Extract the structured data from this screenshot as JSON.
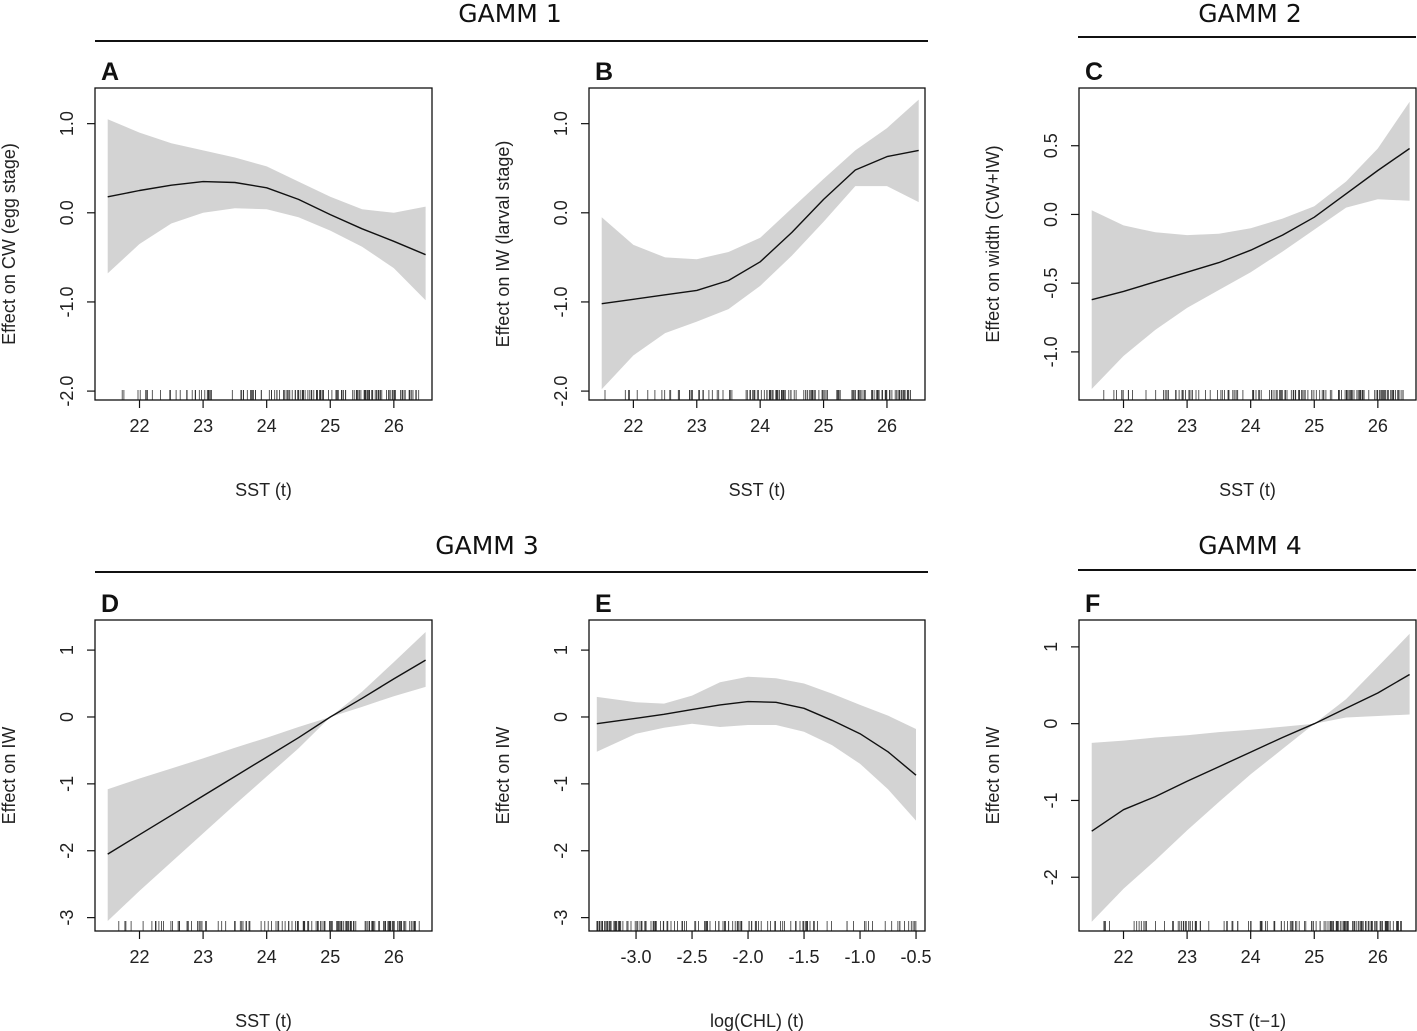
{
  "figure": {
    "group_titles": [
      "GAMM 1",
      "GAMM 2",
      "GAMM 3",
      "GAMM 4"
    ]
  },
  "chart_data": [
    {
      "panel": "A",
      "group": "GAMM 1",
      "type": "line",
      "title": "",
      "xlabel": "SST (t)",
      "ylabel": "Effect on CW (egg stage)",
      "xlim": [
        21.3,
        26.6
      ],
      "ylim": [
        -2.1,
        1.4
      ],
      "xticks": [
        22,
        23,
        24,
        25,
        26
      ],
      "yticks": [
        -2.0,
        -1.0,
        0.0,
        1.0
      ],
      "ytick_labels": [
        "-2.0",
        "-1.0",
        "0.0",
        "1.0"
      ],
      "x": [
        21.5,
        22.0,
        22.5,
        23.0,
        23.5,
        24.0,
        24.5,
        25.0,
        25.5,
        26.0,
        26.5
      ],
      "fit": [
        0.18,
        0.25,
        0.31,
        0.35,
        0.34,
        0.28,
        0.15,
        -0.02,
        -0.18,
        -0.32,
        -0.47
      ],
      "upper": [
        1.05,
        0.9,
        0.78,
        0.7,
        0.62,
        0.52,
        0.35,
        0.18,
        0.04,
        0.0,
        0.07
      ],
      "lower": [
        -0.68,
        -0.35,
        -0.12,
        0.0,
        0.05,
        0.04,
        -0.05,
        -0.2,
        -0.38,
        -0.62,
        -0.98
      ],
      "rug_range": [
        21.5,
        26.4
      ]
    },
    {
      "panel": "B",
      "group": "GAMM 1",
      "type": "line",
      "title": "",
      "xlabel": "SST (t)",
      "ylabel": "Effect on IW (larval stage)",
      "xlim": [
        21.3,
        26.6
      ],
      "ylim": [
        -2.1,
        1.4
      ],
      "xticks": [
        22,
        23,
        24,
        25,
        26
      ],
      "yticks": [
        -2.0,
        -1.0,
        0.0,
        1.0
      ],
      "ytick_labels": [
        "-2.0",
        "-1.0",
        "0.0",
        "1.0"
      ],
      "x": [
        21.5,
        22.0,
        22.5,
        23.0,
        23.5,
        24.0,
        24.5,
        25.0,
        25.5,
        26.0,
        26.5
      ],
      "fit": [
        -1.02,
        -0.97,
        -0.92,
        -0.87,
        -0.76,
        -0.55,
        -0.22,
        0.15,
        0.48,
        0.63,
        0.7
      ],
      "upper": [
        -0.05,
        -0.36,
        -0.5,
        -0.52,
        -0.44,
        -0.28,
        0.05,
        0.38,
        0.7,
        0.95,
        1.27
      ],
      "lower": [
        -1.98,
        -1.6,
        -1.35,
        -1.22,
        -1.08,
        -0.82,
        -0.48,
        -0.1,
        0.3,
        0.3,
        0.12
      ],
      "rug_range": [
        21.5,
        26.4
      ]
    },
    {
      "panel": "C",
      "group": "GAMM 2",
      "type": "line",
      "title": "",
      "xlabel": "SST (t)",
      "ylabel": "Effect on width (CW+IW)",
      "xlim": [
        21.3,
        26.6
      ],
      "ylim": [
        -1.35,
        0.92
      ],
      "xticks": [
        22,
        23,
        24,
        25,
        26
      ],
      "yticks": [
        -1.0,
        -0.5,
        0.0,
        0.5
      ],
      "ytick_labels": [
        "-1.0",
        "-0.5",
        "0.0",
        "0.5"
      ],
      "x": [
        21.5,
        22.0,
        22.5,
        23.0,
        23.5,
        24.0,
        24.5,
        25.0,
        25.5,
        26.0,
        26.5
      ],
      "fit": [
        -0.62,
        -0.56,
        -0.49,
        -0.42,
        -0.35,
        -0.26,
        -0.15,
        -0.02,
        0.15,
        0.32,
        0.48
      ],
      "upper": [
        0.03,
        -0.08,
        -0.13,
        -0.15,
        -0.14,
        -0.1,
        -0.03,
        0.06,
        0.24,
        0.48,
        0.82
      ],
      "lower": [
        -1.27,
        -1.03,
        -0.84,
        -0.68,
        -0.55,
        -0.42,
        -0.27,
        -0.11,
        0.05,
        0.11,
        0.1
      ],
      "rug_range": [
        21.5,
        26.4
      ]
    },
    {
      "panel": "D",
      "group": "GAMM 3",
      "type": "line",
      "title": "",
      "xlabel": "SST (t)",
      "ylabel": "Effect on IW",
      "xlim": [
        21.3,
        26.6
      ],
      "ylim": [
        -3.2,
        1.45
      ],
      "xticks": [
        22,
        23,
        24,
        25,
        26
      ],
      "yticks": [
        -3,
        -2,
        -1,
        0,
        1
      ],
      "ytick_labels": [
        "-3",
        "-2",
        "-1",
        "0",
        "1"
      ],
      "x": [
        21.5,
        22.0,
        22.5,
        23.0,
        23.5,
        24.0,
        24.5,
        25.0,
        25.5,
        26.0,
        26.5
      ],
      "fit": [
        -2.05,
        -1.76,
        -1.47,
        -1.18,
        -0.89,
        -0.6,
        -0.31,
        0.0,
        0.28,
        0.57,
        0.85
      ],
      "upper": [
        -1.08,
        -0.92,
        -0.77,
        -0.62,
        -0.46,
        -0.31,
        -0.15,
        0.0,
        0.38,
        0.82,
        1.27
      ],
      "lower": [
        -3.05,
        -2.6,
        -2.17,
        -1.74,
        -1.31,
        -0.89,
        -0.47,
        0.0,
        0.15,
        0.31,
        0.45
      ],
      "rug_range": [
        21.5,
        26.4
      ]
    },
    {
      "panel": "E",
      "group": "GAMM 3",
      "type": "line",
      "title": "",
      "xlabel": "log(CHL) (t)",
      "ylabel": "Effect on IW",
      "xlim": [
        -3.42,
        -0.42
      ],
      "ylim": [
        -3.2,
        1.45
      ],
      "xticks": [
        -3.0,
        -2.5,
        -2.0,
        -1.5,
        -1.0,
        -0.5
      ],
      "xtick_labels": [
        "-3.0",
        "-2.5",
        "-2.0",
        "-1.5",
        "-1.0",
        "-0.5"
      ],
      "yticks": [
        -3,
        -2,
        -1,
        0,
        1
      ],
      "ytick_labels": [
        "-3",
        "-2",
        "-1",
        "0",
        "1"
      ],
      "x": [
        -3.35,
        -3.0,
        -2.75,
        -2.5,
        -2.25,
        -2.0,
        -1.75,
        -1.5,
        -1.25,
        -1.0,
        -0.75,
        -0.5
      ],
      "fit": [
        -0.1,
        -0.02,
        0.04,
        0.11,
        0.18,
        0.23,
        0.22,
        0.13,
        -0.05,
        -0.25,
        -0.52,
        -0.87
      ],
      "upper": [
        0.3,
        0.22,
        0.2,
        0.32,
        0.52,
        0.6,
        0.58,
        0.5,
        0.35,
        0.18,
        0.02,
        -0.18
      ],
      "lower": [
        -0.52,
        -0.25,
        -0.16,
        -0.1,
        -0.15,
        -0.12,
        -0.12,
        -0.22,
        -0.42,
        -0.7,
        -1.08,
        -1.55
      ],
      "rug_range": [
        -3.35,
        -0.5
      ]
    },
    {
      "panel": "F",
      "group": "GAMM 4",
      "type": "line",
      "title": "",
      "xlabel": "SST (t−1)",
      "ylabel": "Effect on IW",
      "xlim": [
        21.3,
        26.6
      ],
      "ylim": [
        -2.7,
        1.35
      ],
      "xticks": [
        22,
        23,
        24,
        25,
        26
      ],
      "yticks": [
        -2,
        -1,
        0,
        1
      ],
      "ytick_labels": [
        "-2",
        "-1",
        "0",
        "1"
      ],
      "x": [
        21.5,
        22.0,
        22.5,
        23.0,
        23.5,
        24.0,
        24.5,
        25.0,
        25.5,
        26.0,
        26.5
      ],
      "fit": [
        -1.4,
        -1.12,
        -0.95,
        -0.75,
        -0.56,
        -0.37,
        -0.18,
        0.0,
        0.2,
        0.4,
        0.64
      ],
      "upper": [
        -0.25,
        -0.22,
        -0.18,
        -0.15,
        -0.11,
        -0.08,
        -0.04,
        0.0,
        0.32,
        0.74,
        1.17
      ],
      "lower": [
        -2.58,
        -2.15,
        -1.78,
        -1.39,
        -1.02,
        -0.66,
        -0.33,
        0.0,
        0.08,
        0.1,
        0.12
      ],
      "rug_range": [
        21.5,
        26.4
      ]
    }
  ]
}
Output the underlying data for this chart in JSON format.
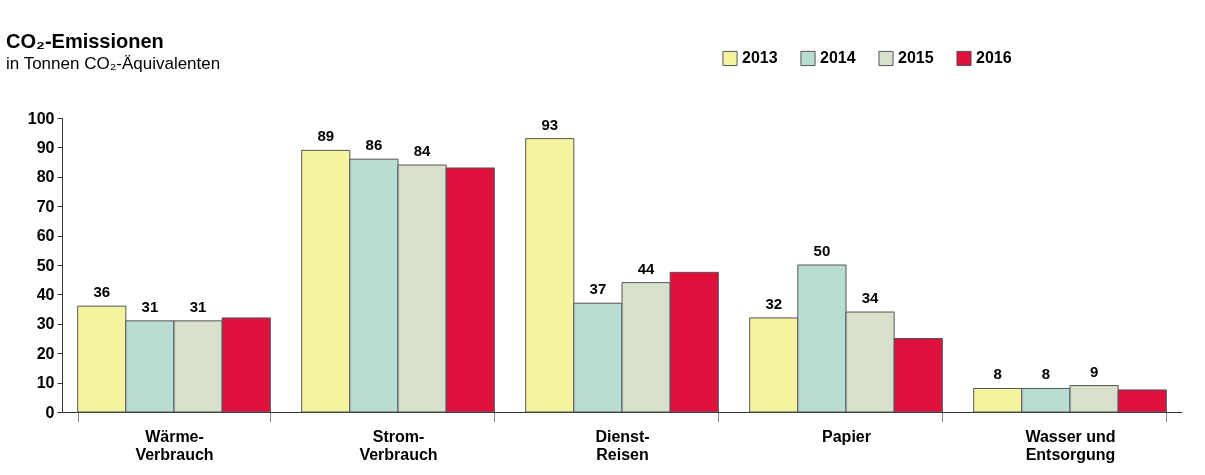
{
  "chart_data": {
    "type": "bar",
    "title": "CO₂-Emissionen",
    "subtitle": "in Tonnen CO₂-Äquivalenten",
    "categories": [
      "Wärme-Verbrauch",
      "Strom-Verbrauch",
      "Dienst-Reisen",
      "Papier",
      "Wasser und Entsorgung"
    ],
    "series": [
      {
        "name": "2013",
        "color": "#f5f3a0",
        "values": [
          36,
          89,
          93,
          32,
          8
        ],
        "value_labels": [
          "36",
          "89",
          "93",
          "32",
          "8"
        ]
      },
      {
        "name": "2014",
        "color": "#b9ddd3",
        "values": [
          31,
          86,
          37,
          50,
          8
        ],
        "value_labels": [
          "31",
          "86",
          "37",
          "50",
          "8"
        ]
      },
      {
        "name": "2015",
        "color": "#d6e0cb",
        "values": [
          31,
          84,
          44,
          34,
          9
        ],
        "value_labels": [
          "31",
          "84",
          "44",
          "34",
          "9"
        ]
      },
      {
        "name": "2016",
        "color": "#e0103c",
        "values": [
          32,
          83,
          47.5,
          25,
          7.5
        ],
        "value_labels": [
          null,
          null,
          null,
          null,
          null
        ]
      }
    ],
    "ylim": [
      0,
      100
    ],
    "yticks": [
      0,
      10,
      20,
      30,
      40,
      50,
      60,
      70,
      80,
      90,
      100
    ],
    "grid": false,
    "legend": "top right"
  }
}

----------

Short problem
Reply with one number only: the count of lines in the entries that contain "JSON".

Expected answer
2